▸ **Requirements**:
Convert the data from the line with "enumerate the UI" to the line with "- help-text: You", both included, into a JSON list of strings with one string per line and no blank lines. Leave out the pictures.

▸ **Input material**:
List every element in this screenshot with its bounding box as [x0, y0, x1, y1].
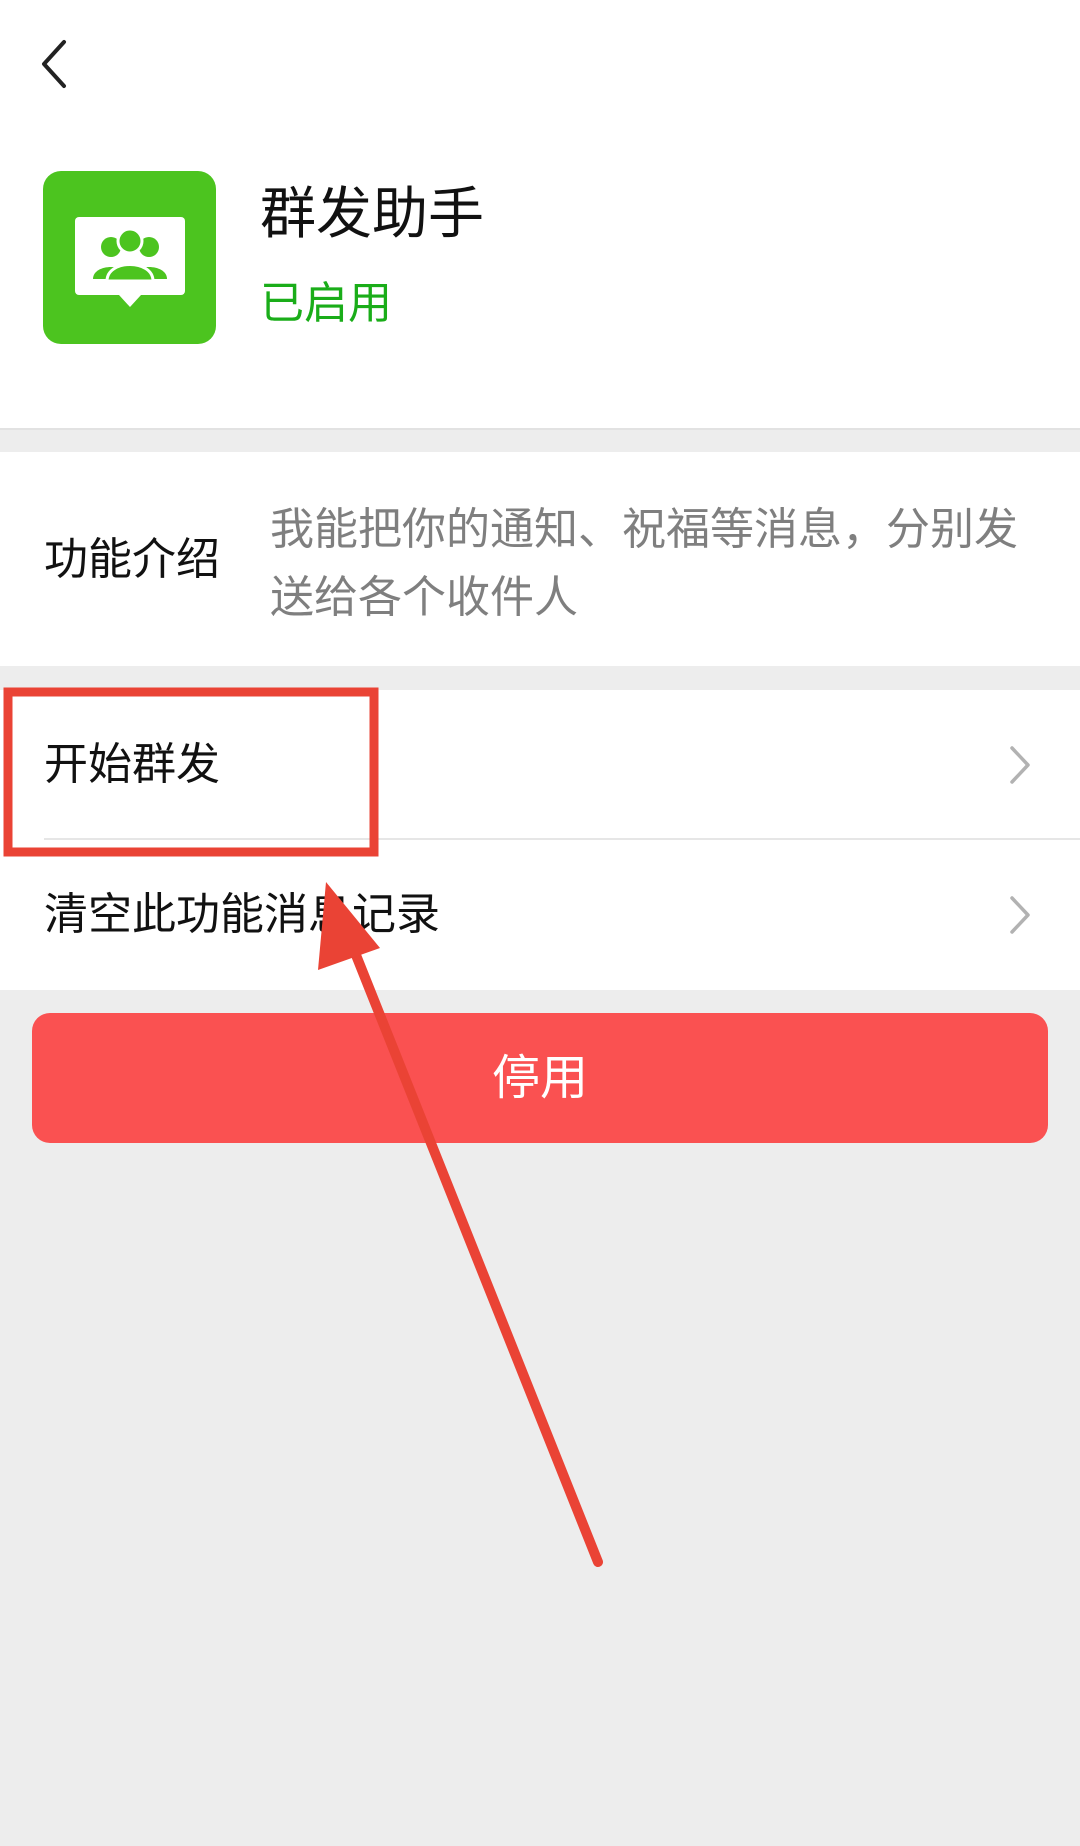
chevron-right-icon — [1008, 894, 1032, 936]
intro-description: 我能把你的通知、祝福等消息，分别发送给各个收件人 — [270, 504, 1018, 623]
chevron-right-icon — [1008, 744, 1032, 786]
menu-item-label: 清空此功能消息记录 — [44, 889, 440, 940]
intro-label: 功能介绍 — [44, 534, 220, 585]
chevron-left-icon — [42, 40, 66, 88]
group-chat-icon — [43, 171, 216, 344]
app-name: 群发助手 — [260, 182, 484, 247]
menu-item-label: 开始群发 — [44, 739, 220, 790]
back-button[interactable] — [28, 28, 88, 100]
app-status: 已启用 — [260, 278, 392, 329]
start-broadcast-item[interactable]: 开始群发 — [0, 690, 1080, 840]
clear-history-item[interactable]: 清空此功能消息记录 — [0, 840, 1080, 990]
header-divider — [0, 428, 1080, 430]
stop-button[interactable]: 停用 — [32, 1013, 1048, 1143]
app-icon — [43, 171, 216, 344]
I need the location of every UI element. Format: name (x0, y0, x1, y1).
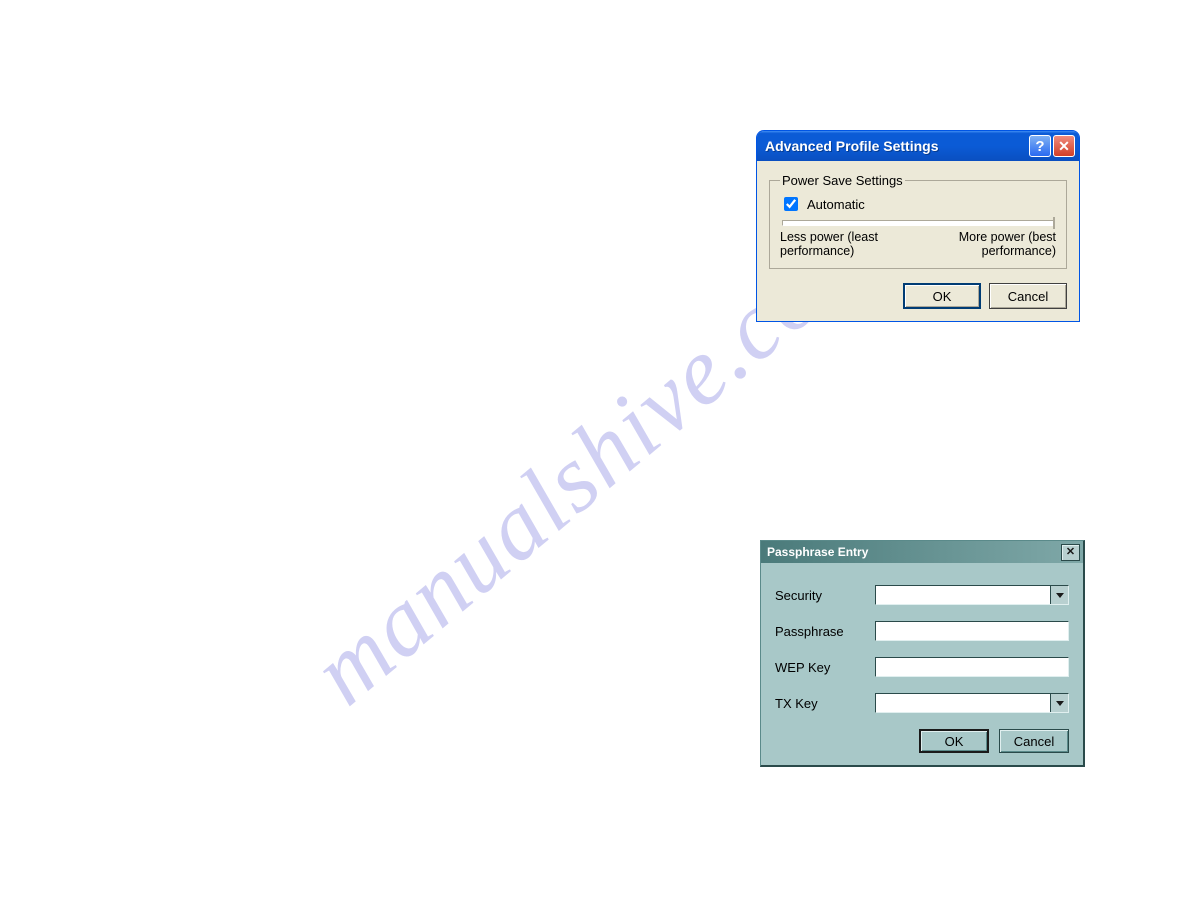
* * *
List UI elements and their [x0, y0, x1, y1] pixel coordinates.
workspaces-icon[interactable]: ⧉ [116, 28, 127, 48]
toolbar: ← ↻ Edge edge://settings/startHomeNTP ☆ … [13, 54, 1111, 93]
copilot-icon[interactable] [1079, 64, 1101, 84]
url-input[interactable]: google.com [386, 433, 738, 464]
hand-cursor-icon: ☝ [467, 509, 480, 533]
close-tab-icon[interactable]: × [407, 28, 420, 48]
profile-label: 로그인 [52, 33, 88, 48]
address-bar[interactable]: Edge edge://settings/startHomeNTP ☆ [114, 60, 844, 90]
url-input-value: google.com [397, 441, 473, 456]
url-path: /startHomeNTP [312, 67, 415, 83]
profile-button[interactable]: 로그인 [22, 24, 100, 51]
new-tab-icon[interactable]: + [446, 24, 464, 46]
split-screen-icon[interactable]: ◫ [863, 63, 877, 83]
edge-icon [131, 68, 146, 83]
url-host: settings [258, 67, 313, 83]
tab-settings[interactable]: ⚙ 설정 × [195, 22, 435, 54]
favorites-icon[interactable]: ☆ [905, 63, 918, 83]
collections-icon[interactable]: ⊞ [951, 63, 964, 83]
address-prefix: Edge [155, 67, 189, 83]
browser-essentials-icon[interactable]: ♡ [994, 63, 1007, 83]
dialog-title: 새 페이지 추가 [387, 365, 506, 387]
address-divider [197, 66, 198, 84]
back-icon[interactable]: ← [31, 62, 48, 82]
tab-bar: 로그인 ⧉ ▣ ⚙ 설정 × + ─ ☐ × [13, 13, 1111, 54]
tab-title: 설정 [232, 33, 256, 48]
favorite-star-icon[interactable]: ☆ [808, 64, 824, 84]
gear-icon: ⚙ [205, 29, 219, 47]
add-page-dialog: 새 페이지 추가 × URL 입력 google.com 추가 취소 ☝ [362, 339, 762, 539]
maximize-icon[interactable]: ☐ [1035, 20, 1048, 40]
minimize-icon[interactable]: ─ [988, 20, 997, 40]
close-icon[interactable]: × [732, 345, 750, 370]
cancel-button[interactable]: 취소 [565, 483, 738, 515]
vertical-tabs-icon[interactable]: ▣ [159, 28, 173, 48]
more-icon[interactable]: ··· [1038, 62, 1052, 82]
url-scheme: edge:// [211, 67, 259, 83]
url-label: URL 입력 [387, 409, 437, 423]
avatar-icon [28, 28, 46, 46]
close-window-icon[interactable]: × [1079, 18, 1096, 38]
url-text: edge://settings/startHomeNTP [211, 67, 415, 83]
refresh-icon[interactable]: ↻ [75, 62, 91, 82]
...
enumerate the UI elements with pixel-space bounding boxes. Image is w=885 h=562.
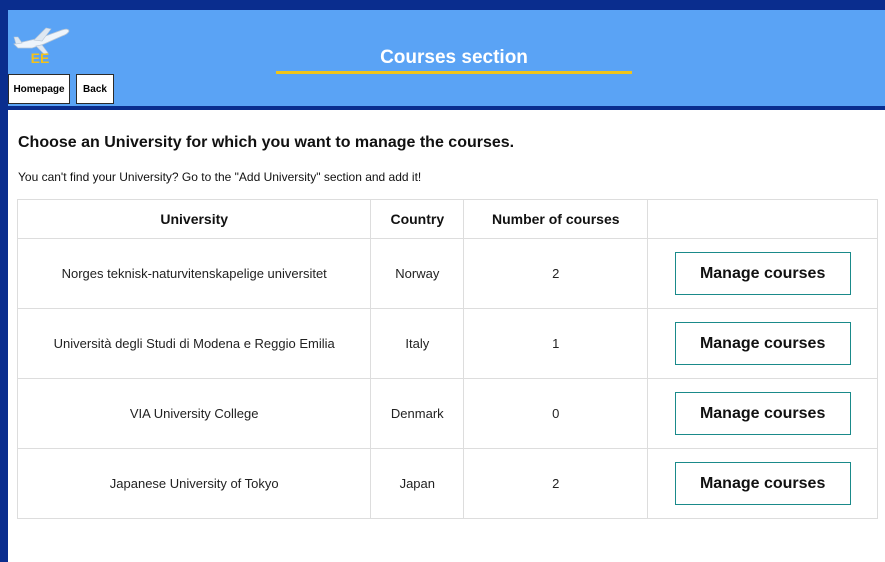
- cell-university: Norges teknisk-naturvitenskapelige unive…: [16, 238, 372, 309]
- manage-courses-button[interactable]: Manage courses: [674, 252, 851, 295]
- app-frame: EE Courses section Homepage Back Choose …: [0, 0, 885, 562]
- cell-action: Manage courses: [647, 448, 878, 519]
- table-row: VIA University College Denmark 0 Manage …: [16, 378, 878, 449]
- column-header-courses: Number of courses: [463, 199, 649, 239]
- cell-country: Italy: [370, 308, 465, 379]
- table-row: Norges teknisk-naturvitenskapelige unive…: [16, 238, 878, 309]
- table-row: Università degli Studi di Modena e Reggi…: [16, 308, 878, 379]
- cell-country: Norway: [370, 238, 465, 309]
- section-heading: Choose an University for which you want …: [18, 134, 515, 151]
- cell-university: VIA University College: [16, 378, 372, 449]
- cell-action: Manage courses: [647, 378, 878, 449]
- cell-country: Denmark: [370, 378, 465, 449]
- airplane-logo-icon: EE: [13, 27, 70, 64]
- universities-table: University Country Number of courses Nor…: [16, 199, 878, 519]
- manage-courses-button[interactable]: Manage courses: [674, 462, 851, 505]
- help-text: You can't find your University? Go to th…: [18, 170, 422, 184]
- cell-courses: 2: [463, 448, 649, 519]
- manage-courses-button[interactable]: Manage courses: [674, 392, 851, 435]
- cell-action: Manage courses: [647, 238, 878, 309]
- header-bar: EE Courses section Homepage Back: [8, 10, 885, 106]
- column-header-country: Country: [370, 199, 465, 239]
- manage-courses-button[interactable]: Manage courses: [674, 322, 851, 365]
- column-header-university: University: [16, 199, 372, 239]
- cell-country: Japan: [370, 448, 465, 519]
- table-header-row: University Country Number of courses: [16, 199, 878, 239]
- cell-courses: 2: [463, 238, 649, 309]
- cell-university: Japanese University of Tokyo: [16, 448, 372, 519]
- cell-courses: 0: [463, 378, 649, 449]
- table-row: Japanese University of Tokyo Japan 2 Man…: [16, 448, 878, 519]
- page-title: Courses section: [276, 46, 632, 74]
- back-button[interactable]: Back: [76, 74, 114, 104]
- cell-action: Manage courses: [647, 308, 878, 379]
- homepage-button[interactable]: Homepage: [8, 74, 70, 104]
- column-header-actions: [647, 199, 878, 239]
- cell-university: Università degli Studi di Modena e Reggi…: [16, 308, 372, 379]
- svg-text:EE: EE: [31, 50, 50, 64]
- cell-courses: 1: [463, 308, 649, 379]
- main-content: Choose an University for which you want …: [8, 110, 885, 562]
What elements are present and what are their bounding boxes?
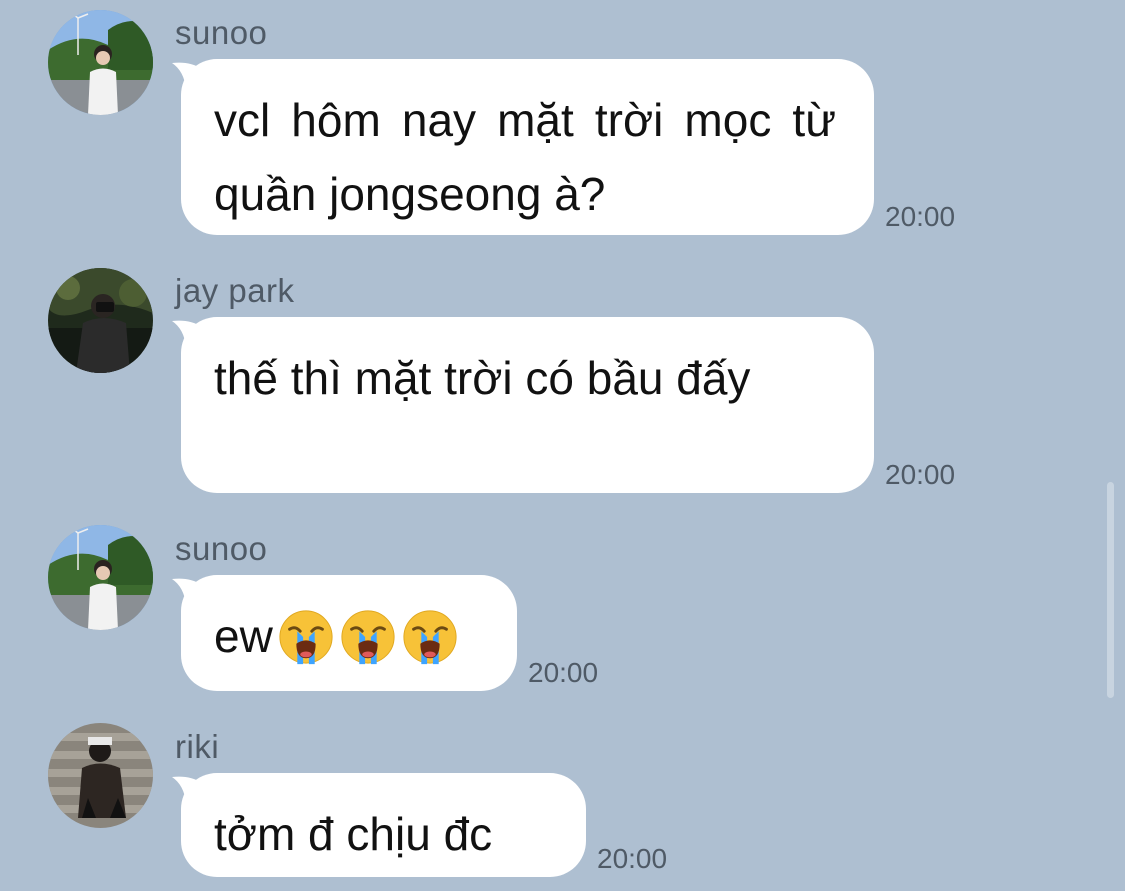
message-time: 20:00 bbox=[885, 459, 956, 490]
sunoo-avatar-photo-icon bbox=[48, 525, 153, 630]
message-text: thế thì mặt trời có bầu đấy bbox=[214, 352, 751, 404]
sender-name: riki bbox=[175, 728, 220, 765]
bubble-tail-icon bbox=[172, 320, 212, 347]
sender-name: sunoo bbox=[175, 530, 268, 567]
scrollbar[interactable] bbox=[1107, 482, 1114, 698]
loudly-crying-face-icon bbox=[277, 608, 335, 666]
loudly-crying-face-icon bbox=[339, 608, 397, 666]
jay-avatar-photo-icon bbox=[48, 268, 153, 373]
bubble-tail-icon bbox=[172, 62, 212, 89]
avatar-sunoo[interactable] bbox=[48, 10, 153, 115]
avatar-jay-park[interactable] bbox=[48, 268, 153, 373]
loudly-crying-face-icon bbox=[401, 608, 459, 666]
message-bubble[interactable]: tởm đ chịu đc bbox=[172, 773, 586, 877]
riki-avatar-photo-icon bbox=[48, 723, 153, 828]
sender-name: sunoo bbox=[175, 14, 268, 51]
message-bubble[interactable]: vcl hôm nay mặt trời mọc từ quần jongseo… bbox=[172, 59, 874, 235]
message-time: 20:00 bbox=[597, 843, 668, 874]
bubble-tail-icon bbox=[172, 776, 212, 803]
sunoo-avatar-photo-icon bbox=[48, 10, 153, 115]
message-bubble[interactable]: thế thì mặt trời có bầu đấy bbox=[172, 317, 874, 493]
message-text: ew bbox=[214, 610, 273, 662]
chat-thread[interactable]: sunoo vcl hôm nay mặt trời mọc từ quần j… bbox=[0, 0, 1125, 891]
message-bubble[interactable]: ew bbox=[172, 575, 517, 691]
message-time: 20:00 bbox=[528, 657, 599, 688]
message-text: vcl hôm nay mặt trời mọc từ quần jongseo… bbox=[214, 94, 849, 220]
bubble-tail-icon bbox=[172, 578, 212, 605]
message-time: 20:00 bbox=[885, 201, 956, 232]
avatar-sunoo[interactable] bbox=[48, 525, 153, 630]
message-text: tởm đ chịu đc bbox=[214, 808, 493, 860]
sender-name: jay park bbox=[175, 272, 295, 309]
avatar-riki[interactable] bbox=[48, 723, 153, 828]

▸ **Answer to this problem**:
[
  "enumerate the UI elements with pixel-space bounding boxes. Image is w=885 h=562.",
  "- cell-university: Norges teknisk-naturvitenskapelige unive…: [16, 238, 372, 309]",
  "- manage-courses-button[interactable]: Manage courses: [674, 252, 851, 295]",
  "- app-frame: EE Courses section Homepage Back Choose …: [0, 0, 885, 562]",
  "- cell-action: Manage courses: [647, 448, 878, 519]",
  "- table-row: VIA University College Denmark 0 Manage …: [16, 378, 878, 449]",
  "- column-header-courses: Number of courses: [463, 199, 649, 239]",
  "- cell-country: Italy: [370, 308, 465, 379]",
  "- table-row: Norges teknisk-naturvitenskapelige unive…: [16, 238, 878, 309]",
  "- table-row: Università degli Studi di Modena e Reggi…: [16, 308, 878, 379]",
  "- cell-country: Norway: [370, 238, 465, 309]",
  "- section-heading: Choose an University for which you want …: [18, 134, 515, 151]",
  "- cell-university: VIA University College: [16, 378, 372, 449]",
  "- cell-action: Manage courses: [647, 378, 878, 449]",
  "- cell-country: Denmark: [370, 378, 465, 449]",
  "- airplane-logo-icon: EE: [13, 27, 70, 64]",
  "- universities-table: University Country Number of courses Nor…: [16, 199, 878, 519]",
  "- manage-courses-button[interactable]: Manage courses: [674, 462, 851, 505]",
  "- help-text: You can't find your University? Go to th…: [18, 170, 422, 184]"
]